Records about charts and figures
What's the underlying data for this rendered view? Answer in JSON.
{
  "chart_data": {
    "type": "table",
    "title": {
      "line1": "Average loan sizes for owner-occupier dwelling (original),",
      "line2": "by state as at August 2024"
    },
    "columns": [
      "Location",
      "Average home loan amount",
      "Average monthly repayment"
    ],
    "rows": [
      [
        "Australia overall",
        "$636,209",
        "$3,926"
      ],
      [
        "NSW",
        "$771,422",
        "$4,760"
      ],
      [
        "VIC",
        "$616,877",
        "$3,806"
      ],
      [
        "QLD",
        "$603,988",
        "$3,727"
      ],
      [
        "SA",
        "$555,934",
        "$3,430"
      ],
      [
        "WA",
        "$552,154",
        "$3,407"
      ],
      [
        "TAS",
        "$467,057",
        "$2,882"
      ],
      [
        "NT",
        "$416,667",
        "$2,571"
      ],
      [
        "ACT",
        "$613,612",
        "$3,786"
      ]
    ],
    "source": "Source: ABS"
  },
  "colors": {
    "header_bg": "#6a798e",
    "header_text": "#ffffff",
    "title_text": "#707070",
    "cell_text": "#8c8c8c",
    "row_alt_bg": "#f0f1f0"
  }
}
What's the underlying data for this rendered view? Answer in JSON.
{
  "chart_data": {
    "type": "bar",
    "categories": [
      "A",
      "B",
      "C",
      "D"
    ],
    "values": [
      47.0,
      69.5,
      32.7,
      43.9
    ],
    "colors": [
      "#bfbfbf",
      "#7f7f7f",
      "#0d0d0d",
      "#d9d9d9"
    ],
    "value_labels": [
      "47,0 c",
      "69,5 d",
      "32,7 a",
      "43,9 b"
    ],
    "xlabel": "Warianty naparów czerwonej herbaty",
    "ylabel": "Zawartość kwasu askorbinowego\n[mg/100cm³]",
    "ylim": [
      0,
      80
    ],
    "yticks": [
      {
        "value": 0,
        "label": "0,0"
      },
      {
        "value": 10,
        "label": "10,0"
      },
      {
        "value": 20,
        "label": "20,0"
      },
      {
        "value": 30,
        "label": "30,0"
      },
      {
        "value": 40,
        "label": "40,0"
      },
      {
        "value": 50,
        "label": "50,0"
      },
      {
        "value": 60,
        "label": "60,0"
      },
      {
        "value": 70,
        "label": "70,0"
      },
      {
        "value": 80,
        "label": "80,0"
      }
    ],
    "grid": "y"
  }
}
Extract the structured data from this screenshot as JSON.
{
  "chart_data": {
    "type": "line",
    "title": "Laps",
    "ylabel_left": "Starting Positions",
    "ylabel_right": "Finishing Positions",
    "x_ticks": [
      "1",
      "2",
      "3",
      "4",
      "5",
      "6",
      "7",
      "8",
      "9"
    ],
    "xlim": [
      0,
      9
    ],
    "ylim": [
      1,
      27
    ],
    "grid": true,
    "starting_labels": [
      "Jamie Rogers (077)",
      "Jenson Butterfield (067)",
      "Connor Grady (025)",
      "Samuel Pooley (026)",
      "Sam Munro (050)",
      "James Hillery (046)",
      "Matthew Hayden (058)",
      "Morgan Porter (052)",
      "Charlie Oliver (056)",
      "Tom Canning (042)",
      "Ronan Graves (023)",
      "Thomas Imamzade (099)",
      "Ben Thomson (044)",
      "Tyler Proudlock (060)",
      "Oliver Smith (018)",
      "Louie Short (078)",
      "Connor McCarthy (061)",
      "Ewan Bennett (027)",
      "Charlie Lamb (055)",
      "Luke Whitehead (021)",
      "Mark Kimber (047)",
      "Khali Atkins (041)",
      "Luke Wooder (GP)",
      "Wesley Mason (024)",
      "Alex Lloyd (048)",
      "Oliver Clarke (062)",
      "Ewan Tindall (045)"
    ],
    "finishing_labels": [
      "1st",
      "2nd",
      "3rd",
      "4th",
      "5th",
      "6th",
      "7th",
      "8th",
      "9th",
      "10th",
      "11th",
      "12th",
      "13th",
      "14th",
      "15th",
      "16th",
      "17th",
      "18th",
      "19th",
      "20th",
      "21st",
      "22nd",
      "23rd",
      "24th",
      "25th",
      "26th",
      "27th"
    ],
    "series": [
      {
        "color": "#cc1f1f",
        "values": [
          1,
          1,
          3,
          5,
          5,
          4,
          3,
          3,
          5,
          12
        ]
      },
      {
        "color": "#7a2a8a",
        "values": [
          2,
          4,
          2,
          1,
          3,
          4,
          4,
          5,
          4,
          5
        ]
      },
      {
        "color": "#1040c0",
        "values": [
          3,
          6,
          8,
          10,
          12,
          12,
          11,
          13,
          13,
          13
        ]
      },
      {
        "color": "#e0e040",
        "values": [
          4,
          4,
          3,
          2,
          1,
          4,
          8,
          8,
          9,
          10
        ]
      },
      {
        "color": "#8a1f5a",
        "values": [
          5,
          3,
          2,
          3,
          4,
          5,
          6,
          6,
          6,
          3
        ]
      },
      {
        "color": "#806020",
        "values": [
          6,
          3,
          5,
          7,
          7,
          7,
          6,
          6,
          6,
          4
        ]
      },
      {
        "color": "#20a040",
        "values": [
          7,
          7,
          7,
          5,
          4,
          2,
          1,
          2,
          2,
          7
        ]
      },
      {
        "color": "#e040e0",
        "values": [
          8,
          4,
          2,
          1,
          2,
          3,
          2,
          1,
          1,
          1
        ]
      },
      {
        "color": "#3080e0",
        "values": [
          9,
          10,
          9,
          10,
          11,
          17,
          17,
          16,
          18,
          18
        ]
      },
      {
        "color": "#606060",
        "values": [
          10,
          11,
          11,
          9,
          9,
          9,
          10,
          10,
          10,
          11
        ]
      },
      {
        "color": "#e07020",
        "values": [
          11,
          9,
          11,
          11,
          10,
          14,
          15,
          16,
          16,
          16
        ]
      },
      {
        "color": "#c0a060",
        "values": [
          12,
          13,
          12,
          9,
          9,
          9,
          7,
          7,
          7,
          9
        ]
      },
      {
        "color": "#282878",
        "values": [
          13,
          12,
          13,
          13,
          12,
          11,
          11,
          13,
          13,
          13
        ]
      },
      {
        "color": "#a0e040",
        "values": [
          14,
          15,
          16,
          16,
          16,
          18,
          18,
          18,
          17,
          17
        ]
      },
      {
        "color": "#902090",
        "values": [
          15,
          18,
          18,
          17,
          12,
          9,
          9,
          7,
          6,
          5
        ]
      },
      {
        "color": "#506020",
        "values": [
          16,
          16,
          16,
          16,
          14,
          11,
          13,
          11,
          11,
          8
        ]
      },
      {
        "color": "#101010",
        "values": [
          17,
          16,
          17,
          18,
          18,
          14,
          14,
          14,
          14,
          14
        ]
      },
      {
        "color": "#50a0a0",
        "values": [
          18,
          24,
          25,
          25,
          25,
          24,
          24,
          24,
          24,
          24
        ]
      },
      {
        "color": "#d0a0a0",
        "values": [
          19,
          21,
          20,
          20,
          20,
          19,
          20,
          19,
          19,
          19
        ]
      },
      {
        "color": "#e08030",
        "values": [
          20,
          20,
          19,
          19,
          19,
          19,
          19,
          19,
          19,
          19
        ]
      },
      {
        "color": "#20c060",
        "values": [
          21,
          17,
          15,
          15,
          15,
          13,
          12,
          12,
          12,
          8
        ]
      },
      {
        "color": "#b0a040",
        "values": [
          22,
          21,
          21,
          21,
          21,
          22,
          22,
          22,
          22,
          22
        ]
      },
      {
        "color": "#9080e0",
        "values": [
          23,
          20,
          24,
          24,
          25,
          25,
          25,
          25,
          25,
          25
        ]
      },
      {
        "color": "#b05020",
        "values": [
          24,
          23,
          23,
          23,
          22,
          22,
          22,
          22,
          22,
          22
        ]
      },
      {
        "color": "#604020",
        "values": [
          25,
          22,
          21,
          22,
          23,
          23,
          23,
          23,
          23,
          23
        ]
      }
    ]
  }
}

* [GOAL] Look over the listing. Pull out every line with the string "Charlie" in it.

* [CORRECT OUTPUT]
      "Charlie Oliver (056)",
      "Charlie Lamb (055)",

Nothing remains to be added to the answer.